* Task instructions: Can you output the records below exactly as they are written?

* Lines of data:
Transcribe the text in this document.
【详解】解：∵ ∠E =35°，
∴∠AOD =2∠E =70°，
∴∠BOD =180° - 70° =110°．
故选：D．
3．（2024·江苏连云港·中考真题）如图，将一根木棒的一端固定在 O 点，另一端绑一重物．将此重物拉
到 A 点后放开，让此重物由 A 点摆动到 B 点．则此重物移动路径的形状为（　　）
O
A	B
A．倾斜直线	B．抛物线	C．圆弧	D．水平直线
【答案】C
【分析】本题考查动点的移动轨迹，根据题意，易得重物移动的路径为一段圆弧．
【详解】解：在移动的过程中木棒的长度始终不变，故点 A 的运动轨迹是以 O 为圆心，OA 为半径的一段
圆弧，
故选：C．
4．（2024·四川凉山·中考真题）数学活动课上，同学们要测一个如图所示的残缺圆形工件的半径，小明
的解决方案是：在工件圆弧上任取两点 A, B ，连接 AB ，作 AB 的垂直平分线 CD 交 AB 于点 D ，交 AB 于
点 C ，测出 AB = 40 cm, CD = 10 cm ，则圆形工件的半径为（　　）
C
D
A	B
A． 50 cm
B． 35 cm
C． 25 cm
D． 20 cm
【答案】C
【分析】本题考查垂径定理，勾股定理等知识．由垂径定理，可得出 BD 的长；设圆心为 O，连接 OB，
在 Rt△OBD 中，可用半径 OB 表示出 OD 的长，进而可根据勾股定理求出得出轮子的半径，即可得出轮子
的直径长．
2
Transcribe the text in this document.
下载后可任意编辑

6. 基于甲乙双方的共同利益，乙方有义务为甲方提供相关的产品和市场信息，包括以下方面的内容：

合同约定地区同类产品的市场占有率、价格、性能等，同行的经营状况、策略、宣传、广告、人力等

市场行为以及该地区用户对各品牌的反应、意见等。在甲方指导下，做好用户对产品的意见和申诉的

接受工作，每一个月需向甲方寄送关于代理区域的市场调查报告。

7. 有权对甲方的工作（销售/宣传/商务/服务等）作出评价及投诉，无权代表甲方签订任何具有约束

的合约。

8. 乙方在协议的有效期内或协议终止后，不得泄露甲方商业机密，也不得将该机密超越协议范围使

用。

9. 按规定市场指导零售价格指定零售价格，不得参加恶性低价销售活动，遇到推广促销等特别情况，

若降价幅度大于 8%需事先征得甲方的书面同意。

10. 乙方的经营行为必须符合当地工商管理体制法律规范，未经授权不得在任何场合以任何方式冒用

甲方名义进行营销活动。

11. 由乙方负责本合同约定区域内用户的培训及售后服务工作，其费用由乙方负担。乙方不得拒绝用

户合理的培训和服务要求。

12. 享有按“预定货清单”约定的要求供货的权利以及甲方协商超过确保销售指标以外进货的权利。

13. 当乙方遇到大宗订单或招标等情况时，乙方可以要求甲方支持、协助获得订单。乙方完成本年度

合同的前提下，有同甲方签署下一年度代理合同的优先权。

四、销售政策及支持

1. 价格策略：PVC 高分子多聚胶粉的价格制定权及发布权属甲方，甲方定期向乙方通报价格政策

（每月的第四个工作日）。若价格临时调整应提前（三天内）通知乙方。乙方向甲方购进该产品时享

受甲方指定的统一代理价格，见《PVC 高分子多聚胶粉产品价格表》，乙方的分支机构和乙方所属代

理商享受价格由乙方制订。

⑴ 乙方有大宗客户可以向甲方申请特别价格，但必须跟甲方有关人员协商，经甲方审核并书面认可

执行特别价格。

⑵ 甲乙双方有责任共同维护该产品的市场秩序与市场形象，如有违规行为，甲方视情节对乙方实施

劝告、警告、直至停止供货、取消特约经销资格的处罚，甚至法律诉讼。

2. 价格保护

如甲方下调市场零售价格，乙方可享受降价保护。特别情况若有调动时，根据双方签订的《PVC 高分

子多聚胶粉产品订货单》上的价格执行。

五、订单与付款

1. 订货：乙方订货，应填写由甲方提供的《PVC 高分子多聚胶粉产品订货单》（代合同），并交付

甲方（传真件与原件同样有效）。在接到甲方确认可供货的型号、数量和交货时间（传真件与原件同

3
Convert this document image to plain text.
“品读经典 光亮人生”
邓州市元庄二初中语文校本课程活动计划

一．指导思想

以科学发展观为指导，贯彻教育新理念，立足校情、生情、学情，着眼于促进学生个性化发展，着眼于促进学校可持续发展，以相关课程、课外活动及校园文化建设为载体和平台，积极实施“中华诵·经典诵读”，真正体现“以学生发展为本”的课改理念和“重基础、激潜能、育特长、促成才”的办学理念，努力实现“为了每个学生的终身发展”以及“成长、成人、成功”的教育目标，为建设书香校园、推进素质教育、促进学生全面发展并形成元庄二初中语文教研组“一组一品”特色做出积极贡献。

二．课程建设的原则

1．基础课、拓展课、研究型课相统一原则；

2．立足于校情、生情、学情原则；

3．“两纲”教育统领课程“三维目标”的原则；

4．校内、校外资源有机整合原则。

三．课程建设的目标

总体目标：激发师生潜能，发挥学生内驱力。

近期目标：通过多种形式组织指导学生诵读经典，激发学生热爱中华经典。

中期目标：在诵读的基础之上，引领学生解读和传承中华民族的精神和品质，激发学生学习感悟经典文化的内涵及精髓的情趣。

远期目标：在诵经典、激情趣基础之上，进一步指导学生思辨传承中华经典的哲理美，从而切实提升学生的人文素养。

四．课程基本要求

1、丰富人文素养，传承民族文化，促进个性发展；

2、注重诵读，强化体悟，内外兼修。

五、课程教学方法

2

* Reply:
Transcribe the text in this document.
【详解】解：∵ ∠E =35°，
∴∠AOD =2∠E =70°，
∴∠BOD =180° - 70° =110°．
故选：D．
3．（2024·江苏连云港·中考真题）如图，将一根木棒的一端固定在 O 点，另一端绑一重物．将此重物拉
到 A 点后放开，让此重物由 A 点摆动到 B 点．则此重物移动路径的形状为（　　）
O
A	B
A．倾斜直线	B．抛物线	C．圆弧	D．水平直线
【答案】C
【分析】本题考查动点的移动轨迹，根据题意，易得重物移动的路径为一段圆弧．
【详解】解：在移动的过程中木棒的长度始终不变，故点 A 的运动轨迹是以 O 为圆心，OA 为半径的一段
圆弧，
故选：C．
4．（2024·四川凉山·中考真题）数学活动课上，同学们要测一个如图所示的残缺圆形工件的半径，小明
的解决方案是：在工件圆弧上任取两点 A, B ，连接 AB ，作 AB 的垂直平分线 CD 交 AB 于点 D ，交 AB 于
点 C ，测出 AB = 40 cm, CD = 10 cm ，则圆形工件的半径为（　　）
C
D
A	B
A． 50 cm
B． 35 cm
C． 25 cm
D． 20 cm
【答案】C
【分析】本题考查垂径定理，勾股定理等知识．由垂径定理，可得出 BD 的长；设圆心为 O，连接 OB，
在 Rt△OBD 中，可用半径 OB 表示出 OD 的长，进而可根据勾股定理求出得出轮子的半径，即可得出轮子
的直径长．
2
Transcribe the text in this document.
下载后可任意编辑

6. 基于甲乙双方的共同利益，乙方有义务为甲方提供相关的产品和市场信息，包括以下方面的内容：

合同约定地区同类产品的市场占有率、价格、性能等，同行的经营状况、策略、宣传、广告、人力等

市场行为以及该地区用户对各品牌的反应、意见等。在甲方指导下，做好用户对产品的意见和申诉的

接受工作，每一个月需向甲方寄送关于代理区域的市场调查报告。

7. 有权对甲方的工作（销售/宣传/商务/服务等）作出评价及投诉，无权代表甲方签订任何具有约束

的合约。

8. 乙方在协议的有效期内或协议终止后，不得泄露甲方商业机密，也不得将该机密超越协议范围使

用。

9. 按规定市场指导零售价格指定零售价格，不得参加恶性低价销售活动，遇到推广促销等特别情况，

若降价幅度大于 8%需事先征得甲方的书面同意。

10. 乙方的经营行为必须符合当地工商管理体制法律规范，未经授权不得在任何场合以任何方式冒用

甲方名义进行营销活动。

11. 由乙方负责本合同约定区域内用户的培训及售后服务工作，其费用由乙方负担。乙方不得拒绝用

户合理的培训和服务要求。

12. 享有按“预定货清单”约定的要求供货的权利以及甲方协商超过确保销售指标以外进货的权利。

13. 当乙方遇到大宗订单或招标等情况时，乙方可以要求甲方支持、协助获得订单。乙方完成本年度

合同的前提下，有同甲方签署下一年度代理合同的优先权。

四、销售政策及支持

1. 价格策略：PVC 高分子多聚胶粉的价格制定权及发布权属甲方，甲方定期向乙方通报价格政策

（每月的第四个工作日）。若价格临时调整应提前（三天内）通知乙方。乙方向甲方购进该产品时享

受甲方指定的统一代理价格，见《PVC 高分子多聚胶粉产品价格表》，乙方的分支机构和乙方所属代

理商享受价格由乙方制订。

⑴ 乙方有大宗客户可以向甲方申请特别价格，但必须跟甲方有关人员协商，经甲方审核并书面认可

执行特别价格。

⑵ 甲乙双方有责任共同维护该产品的市场秩序与市场形象，如有违规行为，甲方视情节对乙方实施

劝告、警告、直至停止供货、取消特约经销资格的处罚，甚至法律诉讼。

2. 价格保护

如甲方下调市场零售价格，乙方可享受降价保护。特别情况若有调动时，根据双方签订的《PVC 高分

子多聚胶粉产品订货单》上的价格执行。

五、订单与付款

1. 订货：乙方订货，应填写由甲方提供的《PVC 高分子多聚胶粉产品订货单》（代合同），并交付

甲方（传真件与原件同样有效）。在接到甲方确认可供货的型号、数量和交货时间（传真件与原件同

3
Convert this document image to plain text.
“品读经典 光亮人生”
邓州市元庄二初中语文校本课程活动计划

一．指导思想

以科学发展观为指导，贯彻教育新理念，立足校情、生情、学情，着眼于促进学生个性化发展，着眼于促进学校可持续发展，以相关课程、课外活动及校园文化建设为载体和平台，积极实施“中华诵·经典诵读”，真正体现“以学生发展为本”的课改理念和“重基础、激潜能、育特长、促成才”的办学理念，努力实现“为了每个学生的终身发展”以及“成长、成人、成功”的教育目标，为建设书香校园、推进素质教育、促进学生全面发展并形成元庄二初中语文教研组“一组一品”特色做出积极贡献。

二．课程建设的原则

1．基础课、拓展课、研究型课相统一原则；

2．立足于校情、生情、学情原则；

3．“两纲”教育统领课程“三维目标”的原则；

4．校内、校外资源有机整合原则。

三．课程建设的目标

总体目标：激发师生潜能，发挥学生内驱力。

近期目标：通过多种形式组织指导学生诵读经典，激发学生热爱中华经典。

中期目标：在诵读的基础之上，引领学生解读和传承中华民族的精神和品质，激发学生学习感悟经典文化的内涵及精髓的情趣。

远期目标：在诵经典、激情趣基础之上，进一步指导学生思辨传承中华经典的哲理美，从而切实提升学生的人文素养。

四．课程基本要求

1、丰富人文素养，传承民族文化，促进个性发展；

2、注重诵读，强化体悟，内外兼修。

五、课程教学方法

2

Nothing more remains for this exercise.